Extracted data entries
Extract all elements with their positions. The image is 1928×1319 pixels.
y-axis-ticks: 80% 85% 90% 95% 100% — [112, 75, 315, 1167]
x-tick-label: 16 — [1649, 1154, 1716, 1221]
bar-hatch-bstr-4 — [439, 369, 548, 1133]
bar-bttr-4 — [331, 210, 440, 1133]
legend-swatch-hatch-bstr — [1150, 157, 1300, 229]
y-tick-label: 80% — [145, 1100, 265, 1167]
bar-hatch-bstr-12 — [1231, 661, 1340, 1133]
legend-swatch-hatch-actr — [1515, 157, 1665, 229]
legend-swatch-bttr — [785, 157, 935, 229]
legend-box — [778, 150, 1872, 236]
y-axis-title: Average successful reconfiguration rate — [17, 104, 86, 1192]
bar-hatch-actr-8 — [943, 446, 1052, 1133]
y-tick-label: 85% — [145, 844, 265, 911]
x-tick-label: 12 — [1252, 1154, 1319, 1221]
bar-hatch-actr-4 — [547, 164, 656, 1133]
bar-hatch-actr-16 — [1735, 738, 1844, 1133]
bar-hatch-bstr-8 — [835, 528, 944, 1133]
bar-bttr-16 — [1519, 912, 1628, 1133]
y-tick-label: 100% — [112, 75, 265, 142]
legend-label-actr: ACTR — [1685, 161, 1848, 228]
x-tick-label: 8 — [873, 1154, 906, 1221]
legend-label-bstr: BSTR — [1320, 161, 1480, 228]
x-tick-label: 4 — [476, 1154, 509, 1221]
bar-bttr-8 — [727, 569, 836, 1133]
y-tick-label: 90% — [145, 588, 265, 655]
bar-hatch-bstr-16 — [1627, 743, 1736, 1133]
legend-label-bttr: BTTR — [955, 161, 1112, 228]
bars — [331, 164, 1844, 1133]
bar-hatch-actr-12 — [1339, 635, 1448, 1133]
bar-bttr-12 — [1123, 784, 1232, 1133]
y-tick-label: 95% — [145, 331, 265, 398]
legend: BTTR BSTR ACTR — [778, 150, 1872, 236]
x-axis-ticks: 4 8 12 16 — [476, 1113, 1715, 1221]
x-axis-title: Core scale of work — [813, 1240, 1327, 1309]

Task brief
Edit the listing by replacing "reconfiguration rate" with "reconfiguration ratio". Leave every other line unchanged.

The reply
Extract all elements with their positions. The image is 1928×1319 pixels.
y-axis-ticks: 80% 85% 90% 95% 100% — [112, 75, 315, 1167]
x-tick-label: 16 — [1649, 1154, 1716, 1221]
bar-hatch-bstr-4 — [439, 369, 548, 1133]
bar-bttr-4 — [331, 210, 440, 1133]
legend-swatch-hatch-bstr — [1150, 157, 1300, 229]
y-tick-label: 80% — [145, 1100, 265, 1167]
bar-hatch-bstr-12 — [1231, 661, 1340, 1133]
legend-swatch-hatch-actr — [1515, 157, 1665, 229]
legend-swatch-bttr — [785, 157, 935, 229]
legend-box — [778, 150, 1872, 236]
y-axis-title: Average successful reconfiguration ratio — [17, 104, 86, 1192]
bar-hatch-actr-8 — [943, 446, 1052, 1133]
y-tick-label: 85% — [145, 844, 265, 911]
x-tick-label: 12 — [1252, 1154, 1319, 1221]
bar-hatch-actr-4 — [547, 164, 656, 1133]
bar-hatch-actr-16 — [1735, 738, 1844, 1133]
bar-hatch-bstr-8 — [835, 528, 944, 1133]
bar-bttr-16 — [1519, 912, 1628, 1133]
y-tick-label: 100% — [112, 75, 265, 142]
legend-label-actr: ACTR — [1685, 161, 1848, 228]
x-tick-label: 8 — [873, 1154, 906, 1221]
legend-label-bstr: BSTR — [1320, 161, 1480, 228]
x-tick-label: 4 — [476, 1154, 509, 1221]
bar-bttr-8 — [727, 569, 836, 1133]
y-tick-label: 90% — [145, 588, 265, 655]
bar-hatch-bstr-16 — [1627, 743, 1736, 1133]
legend-label-bttr: BTTR — [955, 161, 1112, 228]
bars — [331, 164, 1844, 1133]
bar-hatch-actr-12 — [1339, 635, 1448, 1133]
bar-bttr-12 — [1123, 784, 1232, 1133]
y-tick-label: 95% — [145, 331, 265, 398]
legend: BTTR BSTR ACTR — [778, 150, 1872, 236]
x-axis-ticks: 4 8 12 16 — [476, 1113, 1715, 1221]
x-axis-title: Core scale of work — [813, 1240, 1327, 1309]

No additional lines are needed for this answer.